INSTRUCTIONS FOR THE TASK ▸ Each line below that contains "into" counts once; report the total and nothing more.

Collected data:

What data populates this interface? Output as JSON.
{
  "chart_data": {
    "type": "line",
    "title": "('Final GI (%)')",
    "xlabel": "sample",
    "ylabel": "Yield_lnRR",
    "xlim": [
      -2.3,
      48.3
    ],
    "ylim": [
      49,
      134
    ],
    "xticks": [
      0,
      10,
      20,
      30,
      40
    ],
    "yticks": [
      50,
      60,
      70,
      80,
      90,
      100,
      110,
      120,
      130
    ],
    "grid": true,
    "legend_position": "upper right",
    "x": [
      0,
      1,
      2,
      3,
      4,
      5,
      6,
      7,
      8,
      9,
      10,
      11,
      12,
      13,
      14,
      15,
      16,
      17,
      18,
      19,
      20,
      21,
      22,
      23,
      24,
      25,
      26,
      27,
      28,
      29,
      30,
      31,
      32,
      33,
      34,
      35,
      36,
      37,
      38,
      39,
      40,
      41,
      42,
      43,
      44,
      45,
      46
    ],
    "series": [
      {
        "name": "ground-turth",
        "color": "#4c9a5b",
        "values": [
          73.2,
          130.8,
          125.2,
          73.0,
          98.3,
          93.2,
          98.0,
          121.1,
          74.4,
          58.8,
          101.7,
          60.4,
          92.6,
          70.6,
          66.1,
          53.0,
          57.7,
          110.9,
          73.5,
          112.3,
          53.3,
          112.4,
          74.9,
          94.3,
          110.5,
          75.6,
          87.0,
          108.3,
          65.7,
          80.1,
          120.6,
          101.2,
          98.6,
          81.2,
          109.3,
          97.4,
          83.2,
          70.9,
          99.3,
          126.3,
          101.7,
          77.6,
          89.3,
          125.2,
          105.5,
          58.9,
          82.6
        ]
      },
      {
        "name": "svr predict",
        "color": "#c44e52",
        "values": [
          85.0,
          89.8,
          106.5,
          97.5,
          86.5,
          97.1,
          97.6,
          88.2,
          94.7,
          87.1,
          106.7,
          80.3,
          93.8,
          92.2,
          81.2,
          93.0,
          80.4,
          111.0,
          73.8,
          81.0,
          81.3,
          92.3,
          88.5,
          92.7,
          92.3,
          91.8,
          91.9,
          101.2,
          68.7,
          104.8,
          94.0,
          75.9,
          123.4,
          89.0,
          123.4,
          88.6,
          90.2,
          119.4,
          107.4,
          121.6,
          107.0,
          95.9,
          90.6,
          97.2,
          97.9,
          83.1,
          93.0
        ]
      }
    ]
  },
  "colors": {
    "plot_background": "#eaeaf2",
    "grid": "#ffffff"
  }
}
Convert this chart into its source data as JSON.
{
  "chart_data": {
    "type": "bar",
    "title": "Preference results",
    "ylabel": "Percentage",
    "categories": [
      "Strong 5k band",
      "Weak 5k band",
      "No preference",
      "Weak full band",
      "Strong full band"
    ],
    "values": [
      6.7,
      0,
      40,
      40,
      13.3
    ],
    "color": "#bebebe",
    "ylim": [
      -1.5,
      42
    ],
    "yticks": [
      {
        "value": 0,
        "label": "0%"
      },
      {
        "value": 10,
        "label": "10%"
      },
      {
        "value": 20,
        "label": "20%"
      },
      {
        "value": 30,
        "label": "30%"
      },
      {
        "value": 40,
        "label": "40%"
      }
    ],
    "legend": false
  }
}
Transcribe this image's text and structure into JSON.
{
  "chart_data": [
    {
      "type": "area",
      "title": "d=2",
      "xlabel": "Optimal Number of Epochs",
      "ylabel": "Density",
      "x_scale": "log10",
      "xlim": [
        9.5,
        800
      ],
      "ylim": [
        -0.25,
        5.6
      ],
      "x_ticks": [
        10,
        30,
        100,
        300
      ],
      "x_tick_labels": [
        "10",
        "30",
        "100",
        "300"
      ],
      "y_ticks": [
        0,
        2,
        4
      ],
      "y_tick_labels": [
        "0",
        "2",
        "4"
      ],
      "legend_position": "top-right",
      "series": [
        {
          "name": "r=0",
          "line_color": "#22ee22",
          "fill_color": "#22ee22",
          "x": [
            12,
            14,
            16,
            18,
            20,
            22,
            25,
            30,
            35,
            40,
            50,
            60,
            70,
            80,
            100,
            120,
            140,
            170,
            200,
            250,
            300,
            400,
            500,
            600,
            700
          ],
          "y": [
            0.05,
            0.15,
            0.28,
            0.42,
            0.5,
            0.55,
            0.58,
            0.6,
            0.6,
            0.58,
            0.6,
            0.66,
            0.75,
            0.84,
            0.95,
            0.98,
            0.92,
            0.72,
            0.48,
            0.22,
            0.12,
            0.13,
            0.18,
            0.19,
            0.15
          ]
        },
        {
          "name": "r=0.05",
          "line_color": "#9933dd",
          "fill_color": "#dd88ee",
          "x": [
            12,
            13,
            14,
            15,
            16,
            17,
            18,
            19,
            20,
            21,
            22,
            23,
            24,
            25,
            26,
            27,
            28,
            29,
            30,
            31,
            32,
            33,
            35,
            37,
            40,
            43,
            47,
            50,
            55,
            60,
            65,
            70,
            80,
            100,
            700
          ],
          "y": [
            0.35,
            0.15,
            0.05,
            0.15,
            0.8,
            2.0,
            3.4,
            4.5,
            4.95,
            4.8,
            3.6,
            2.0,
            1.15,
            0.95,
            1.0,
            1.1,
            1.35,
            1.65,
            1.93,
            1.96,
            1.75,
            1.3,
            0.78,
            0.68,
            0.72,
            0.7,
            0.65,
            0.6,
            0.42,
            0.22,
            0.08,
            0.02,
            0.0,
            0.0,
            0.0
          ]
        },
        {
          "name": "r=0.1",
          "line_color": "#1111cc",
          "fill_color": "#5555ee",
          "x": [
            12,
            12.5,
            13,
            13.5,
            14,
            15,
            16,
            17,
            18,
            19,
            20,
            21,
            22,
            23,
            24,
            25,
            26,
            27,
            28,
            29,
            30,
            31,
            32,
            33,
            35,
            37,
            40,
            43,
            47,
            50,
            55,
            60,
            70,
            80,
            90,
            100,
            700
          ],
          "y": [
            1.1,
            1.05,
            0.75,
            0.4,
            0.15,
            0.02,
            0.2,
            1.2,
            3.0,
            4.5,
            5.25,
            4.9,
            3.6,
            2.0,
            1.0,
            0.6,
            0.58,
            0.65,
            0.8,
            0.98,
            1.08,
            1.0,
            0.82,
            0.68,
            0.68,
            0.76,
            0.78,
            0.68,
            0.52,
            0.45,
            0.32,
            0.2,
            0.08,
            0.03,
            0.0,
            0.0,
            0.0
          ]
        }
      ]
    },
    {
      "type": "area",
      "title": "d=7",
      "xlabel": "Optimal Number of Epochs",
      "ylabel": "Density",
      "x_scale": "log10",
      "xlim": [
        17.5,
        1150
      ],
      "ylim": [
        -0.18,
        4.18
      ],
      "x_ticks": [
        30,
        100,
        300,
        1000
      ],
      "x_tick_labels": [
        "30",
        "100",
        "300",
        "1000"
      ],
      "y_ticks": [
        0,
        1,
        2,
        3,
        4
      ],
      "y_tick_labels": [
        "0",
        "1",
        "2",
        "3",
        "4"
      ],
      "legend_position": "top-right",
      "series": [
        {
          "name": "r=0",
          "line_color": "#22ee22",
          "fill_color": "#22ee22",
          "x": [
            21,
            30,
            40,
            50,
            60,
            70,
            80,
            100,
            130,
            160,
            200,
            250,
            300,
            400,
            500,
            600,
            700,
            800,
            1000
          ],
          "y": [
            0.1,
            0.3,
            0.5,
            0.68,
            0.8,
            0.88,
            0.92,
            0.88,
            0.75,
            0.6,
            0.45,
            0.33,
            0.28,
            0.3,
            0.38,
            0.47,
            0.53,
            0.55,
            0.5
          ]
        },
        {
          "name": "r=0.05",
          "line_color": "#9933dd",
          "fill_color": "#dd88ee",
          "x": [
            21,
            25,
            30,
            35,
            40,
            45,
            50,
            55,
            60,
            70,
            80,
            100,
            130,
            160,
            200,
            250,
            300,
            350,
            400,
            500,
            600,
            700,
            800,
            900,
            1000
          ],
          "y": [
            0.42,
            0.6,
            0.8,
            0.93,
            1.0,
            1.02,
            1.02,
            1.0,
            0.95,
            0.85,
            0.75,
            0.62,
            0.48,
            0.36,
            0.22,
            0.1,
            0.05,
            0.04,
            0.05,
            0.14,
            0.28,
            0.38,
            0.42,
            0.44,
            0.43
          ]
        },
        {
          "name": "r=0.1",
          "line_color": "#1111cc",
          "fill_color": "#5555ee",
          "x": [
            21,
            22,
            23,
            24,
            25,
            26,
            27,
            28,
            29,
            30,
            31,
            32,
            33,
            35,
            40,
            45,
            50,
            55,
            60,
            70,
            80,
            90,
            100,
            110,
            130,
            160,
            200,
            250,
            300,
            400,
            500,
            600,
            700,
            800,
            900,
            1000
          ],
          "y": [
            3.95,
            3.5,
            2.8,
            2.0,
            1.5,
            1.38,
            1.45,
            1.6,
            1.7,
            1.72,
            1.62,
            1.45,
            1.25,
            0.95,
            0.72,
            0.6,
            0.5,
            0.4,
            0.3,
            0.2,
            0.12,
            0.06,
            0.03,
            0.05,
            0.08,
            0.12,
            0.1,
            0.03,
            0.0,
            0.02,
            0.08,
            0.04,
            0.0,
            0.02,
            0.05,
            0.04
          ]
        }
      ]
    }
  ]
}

REPLY ▸ 2